# TASK DESCRIPTION
Copy each line in which the string "size" occurs.

* start SUPPLIED INFORMATION *

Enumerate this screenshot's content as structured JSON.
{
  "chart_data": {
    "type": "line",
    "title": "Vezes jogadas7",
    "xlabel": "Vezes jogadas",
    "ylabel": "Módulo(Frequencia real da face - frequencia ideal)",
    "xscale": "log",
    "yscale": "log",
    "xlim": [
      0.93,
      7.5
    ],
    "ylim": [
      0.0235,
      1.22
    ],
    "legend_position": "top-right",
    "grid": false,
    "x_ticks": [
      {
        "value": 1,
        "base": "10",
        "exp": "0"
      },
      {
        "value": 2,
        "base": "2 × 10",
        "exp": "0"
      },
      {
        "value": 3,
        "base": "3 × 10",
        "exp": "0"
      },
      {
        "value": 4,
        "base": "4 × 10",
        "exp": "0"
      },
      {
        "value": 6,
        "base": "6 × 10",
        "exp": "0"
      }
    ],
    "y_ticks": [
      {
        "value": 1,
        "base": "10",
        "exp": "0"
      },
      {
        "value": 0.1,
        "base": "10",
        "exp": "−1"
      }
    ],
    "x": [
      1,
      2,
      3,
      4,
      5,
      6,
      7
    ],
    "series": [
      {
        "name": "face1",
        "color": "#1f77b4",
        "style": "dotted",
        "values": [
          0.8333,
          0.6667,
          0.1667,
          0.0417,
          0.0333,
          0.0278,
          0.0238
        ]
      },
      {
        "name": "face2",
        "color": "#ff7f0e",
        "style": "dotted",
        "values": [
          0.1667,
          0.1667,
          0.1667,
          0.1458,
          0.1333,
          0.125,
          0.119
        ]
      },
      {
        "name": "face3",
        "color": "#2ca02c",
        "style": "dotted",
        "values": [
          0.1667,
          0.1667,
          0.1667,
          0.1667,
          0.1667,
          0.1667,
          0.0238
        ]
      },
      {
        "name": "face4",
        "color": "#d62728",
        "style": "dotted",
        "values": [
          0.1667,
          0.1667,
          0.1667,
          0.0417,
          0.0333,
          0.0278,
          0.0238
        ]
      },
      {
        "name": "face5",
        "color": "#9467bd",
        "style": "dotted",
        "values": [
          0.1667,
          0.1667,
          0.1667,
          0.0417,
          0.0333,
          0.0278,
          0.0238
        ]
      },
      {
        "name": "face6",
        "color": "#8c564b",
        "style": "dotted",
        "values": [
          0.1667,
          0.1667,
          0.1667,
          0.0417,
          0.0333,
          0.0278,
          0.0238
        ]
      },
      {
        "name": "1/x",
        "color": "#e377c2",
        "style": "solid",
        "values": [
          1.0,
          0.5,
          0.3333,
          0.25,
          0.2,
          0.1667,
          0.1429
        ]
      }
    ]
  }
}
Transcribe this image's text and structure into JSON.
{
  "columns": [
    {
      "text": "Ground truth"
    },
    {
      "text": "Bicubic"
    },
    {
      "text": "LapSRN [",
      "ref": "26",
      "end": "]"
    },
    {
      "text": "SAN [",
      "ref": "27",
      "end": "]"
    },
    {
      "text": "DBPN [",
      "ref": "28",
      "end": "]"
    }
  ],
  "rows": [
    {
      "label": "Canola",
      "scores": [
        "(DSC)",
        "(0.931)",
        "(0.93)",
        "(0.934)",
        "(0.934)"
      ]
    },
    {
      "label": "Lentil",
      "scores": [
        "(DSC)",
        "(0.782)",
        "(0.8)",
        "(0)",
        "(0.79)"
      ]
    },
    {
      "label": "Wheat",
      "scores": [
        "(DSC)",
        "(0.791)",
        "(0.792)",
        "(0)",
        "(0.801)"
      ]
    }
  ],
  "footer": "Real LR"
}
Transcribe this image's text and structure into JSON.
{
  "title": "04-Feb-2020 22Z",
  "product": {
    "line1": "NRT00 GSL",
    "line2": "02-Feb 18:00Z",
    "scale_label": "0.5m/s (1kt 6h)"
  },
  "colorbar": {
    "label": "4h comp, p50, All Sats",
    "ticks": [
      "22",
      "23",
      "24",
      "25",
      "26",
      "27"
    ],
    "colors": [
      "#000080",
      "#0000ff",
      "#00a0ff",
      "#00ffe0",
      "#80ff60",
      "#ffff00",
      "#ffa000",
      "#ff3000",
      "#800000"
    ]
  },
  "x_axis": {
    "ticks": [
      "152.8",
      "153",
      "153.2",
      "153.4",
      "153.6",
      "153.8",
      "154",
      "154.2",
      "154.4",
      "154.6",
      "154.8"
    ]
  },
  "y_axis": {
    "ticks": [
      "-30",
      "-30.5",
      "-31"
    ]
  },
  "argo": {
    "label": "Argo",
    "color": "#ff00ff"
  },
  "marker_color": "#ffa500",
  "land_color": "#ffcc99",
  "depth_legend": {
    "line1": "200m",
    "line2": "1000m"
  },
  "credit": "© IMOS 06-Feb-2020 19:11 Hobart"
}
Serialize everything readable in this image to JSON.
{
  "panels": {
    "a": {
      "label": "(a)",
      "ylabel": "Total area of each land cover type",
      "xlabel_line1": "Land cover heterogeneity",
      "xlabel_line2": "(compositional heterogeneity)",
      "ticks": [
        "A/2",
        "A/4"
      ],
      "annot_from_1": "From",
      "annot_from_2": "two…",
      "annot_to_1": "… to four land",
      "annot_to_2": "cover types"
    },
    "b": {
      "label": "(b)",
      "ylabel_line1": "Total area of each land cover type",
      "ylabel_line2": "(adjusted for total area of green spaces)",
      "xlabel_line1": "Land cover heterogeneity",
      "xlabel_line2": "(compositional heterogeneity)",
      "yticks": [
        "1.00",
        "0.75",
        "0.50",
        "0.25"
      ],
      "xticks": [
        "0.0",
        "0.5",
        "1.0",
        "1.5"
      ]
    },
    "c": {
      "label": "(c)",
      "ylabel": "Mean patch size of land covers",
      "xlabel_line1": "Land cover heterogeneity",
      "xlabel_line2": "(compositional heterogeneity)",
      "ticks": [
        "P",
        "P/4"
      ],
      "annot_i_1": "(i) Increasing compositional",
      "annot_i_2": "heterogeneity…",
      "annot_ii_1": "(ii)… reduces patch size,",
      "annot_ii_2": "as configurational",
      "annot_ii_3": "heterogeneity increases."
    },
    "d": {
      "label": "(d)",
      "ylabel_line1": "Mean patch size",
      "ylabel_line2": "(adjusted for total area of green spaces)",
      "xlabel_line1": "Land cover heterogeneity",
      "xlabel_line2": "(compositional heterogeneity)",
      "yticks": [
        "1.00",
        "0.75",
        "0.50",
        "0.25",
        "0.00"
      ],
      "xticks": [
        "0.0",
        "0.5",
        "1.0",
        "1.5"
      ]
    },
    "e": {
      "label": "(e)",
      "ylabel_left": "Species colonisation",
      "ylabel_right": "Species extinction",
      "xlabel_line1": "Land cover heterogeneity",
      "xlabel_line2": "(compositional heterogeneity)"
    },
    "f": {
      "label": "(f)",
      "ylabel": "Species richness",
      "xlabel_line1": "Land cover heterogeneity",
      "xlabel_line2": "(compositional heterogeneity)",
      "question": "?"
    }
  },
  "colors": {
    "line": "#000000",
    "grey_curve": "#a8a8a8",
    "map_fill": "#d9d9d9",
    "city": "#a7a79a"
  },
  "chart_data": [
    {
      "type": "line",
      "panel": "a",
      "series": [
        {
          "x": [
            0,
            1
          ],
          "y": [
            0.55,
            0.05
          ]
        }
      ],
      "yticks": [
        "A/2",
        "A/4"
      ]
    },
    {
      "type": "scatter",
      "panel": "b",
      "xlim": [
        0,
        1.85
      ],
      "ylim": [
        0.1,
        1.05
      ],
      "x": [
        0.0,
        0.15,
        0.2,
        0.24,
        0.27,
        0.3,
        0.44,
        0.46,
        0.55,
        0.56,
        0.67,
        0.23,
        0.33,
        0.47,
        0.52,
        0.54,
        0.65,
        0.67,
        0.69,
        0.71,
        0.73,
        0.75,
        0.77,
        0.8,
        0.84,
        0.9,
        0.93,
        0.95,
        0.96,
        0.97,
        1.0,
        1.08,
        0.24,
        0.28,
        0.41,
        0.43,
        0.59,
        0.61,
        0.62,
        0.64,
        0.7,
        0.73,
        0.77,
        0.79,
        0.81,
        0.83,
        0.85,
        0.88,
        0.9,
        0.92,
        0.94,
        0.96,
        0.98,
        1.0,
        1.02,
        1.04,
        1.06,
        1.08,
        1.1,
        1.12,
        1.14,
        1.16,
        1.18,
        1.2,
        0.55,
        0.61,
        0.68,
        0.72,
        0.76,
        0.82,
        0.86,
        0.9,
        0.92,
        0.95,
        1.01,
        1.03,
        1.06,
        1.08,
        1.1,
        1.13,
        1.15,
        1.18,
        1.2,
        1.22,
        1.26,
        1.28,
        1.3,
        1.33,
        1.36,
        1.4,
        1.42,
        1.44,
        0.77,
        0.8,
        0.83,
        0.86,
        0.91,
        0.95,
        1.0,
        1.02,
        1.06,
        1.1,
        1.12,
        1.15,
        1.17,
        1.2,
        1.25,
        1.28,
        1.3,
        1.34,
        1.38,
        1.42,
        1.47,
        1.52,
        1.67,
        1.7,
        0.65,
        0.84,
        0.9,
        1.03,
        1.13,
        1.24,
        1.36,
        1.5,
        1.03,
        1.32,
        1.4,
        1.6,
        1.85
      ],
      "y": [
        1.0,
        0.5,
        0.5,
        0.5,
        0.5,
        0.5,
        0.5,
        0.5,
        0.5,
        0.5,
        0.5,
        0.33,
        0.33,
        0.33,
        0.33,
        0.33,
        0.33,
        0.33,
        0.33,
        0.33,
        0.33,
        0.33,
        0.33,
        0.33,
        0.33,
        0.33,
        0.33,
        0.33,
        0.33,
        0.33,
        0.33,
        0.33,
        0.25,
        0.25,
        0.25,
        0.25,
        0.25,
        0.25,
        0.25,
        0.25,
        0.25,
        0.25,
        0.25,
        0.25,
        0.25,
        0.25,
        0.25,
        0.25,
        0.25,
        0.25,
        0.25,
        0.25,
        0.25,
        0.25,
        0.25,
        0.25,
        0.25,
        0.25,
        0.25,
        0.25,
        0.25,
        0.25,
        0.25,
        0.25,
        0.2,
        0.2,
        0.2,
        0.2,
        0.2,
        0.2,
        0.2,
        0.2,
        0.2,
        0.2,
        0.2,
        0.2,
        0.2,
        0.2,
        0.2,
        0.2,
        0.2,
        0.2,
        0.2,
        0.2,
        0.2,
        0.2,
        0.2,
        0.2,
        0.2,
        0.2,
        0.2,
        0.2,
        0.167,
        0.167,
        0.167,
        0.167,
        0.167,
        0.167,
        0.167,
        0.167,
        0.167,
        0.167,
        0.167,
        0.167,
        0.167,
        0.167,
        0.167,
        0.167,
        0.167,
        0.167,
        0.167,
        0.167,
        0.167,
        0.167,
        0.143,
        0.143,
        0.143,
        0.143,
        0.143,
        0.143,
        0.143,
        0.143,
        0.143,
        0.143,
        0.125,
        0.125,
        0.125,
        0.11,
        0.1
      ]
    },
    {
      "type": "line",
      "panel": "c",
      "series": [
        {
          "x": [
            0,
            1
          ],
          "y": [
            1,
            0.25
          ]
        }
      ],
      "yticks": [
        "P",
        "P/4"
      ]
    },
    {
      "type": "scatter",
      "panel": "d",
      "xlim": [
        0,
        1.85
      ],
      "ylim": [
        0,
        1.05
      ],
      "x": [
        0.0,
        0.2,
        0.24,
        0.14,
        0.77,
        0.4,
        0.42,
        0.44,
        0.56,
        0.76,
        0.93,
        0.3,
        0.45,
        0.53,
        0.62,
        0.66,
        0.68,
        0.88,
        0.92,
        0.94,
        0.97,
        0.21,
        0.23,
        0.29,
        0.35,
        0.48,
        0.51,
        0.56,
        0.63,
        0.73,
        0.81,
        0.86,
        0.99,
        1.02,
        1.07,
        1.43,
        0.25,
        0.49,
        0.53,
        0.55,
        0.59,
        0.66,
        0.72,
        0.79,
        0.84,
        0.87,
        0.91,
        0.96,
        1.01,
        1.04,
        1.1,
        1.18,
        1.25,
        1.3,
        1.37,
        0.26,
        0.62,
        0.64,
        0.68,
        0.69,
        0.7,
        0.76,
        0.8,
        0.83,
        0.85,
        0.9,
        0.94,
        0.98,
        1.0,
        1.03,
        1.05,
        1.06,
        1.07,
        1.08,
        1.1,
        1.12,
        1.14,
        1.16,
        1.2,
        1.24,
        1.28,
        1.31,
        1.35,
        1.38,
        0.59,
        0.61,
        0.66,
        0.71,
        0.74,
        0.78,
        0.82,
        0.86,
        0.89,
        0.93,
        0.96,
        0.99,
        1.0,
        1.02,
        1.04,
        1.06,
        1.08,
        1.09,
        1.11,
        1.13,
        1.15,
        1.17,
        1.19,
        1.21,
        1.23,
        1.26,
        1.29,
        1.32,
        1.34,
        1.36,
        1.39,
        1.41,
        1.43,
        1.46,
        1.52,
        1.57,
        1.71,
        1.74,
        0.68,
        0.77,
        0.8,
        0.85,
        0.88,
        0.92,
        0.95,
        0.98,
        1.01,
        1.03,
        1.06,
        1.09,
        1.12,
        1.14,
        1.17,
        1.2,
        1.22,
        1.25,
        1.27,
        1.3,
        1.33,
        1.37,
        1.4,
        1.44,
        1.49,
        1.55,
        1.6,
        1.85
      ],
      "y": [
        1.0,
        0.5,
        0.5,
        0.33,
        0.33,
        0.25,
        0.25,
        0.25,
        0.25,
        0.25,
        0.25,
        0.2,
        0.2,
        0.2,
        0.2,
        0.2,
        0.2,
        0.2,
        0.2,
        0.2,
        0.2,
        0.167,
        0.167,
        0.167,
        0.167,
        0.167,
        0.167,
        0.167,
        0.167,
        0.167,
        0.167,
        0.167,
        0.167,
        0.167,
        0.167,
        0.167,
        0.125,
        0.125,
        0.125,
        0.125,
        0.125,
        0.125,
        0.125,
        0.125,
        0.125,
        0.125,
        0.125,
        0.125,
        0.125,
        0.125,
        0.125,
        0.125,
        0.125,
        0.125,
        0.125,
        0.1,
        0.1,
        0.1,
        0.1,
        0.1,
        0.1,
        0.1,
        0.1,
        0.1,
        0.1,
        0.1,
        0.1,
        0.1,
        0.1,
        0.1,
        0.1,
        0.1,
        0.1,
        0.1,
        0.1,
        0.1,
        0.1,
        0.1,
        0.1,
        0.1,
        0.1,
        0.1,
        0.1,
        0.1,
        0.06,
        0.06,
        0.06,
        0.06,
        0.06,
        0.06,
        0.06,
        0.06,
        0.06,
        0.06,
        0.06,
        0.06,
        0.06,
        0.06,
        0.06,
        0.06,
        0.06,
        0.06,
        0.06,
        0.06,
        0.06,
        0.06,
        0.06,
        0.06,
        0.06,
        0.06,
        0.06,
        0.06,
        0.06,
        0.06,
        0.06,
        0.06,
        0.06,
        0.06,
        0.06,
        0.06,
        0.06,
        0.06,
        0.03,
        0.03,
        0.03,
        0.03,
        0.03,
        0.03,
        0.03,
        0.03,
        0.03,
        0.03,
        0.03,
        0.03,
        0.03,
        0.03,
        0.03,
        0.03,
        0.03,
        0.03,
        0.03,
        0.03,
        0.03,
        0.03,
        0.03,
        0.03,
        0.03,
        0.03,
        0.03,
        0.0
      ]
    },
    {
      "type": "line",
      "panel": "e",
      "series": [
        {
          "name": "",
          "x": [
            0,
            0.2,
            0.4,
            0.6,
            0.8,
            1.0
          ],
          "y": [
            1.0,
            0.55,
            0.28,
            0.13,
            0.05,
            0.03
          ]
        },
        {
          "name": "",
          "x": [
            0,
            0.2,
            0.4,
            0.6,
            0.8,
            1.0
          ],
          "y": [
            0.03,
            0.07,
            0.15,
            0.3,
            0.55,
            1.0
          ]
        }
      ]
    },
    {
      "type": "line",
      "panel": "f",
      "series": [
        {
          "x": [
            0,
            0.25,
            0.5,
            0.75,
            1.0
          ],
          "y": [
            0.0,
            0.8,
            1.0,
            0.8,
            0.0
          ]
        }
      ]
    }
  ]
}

* end SUPPLIED INFORMATION *

# RESPONSE TO THIS TASK
      "ylabel": "Mean patch size of land covers",
      "annot_ii_1": "(ii)… reduces patch size,",
      "ylabel_line1": "Mean patch size",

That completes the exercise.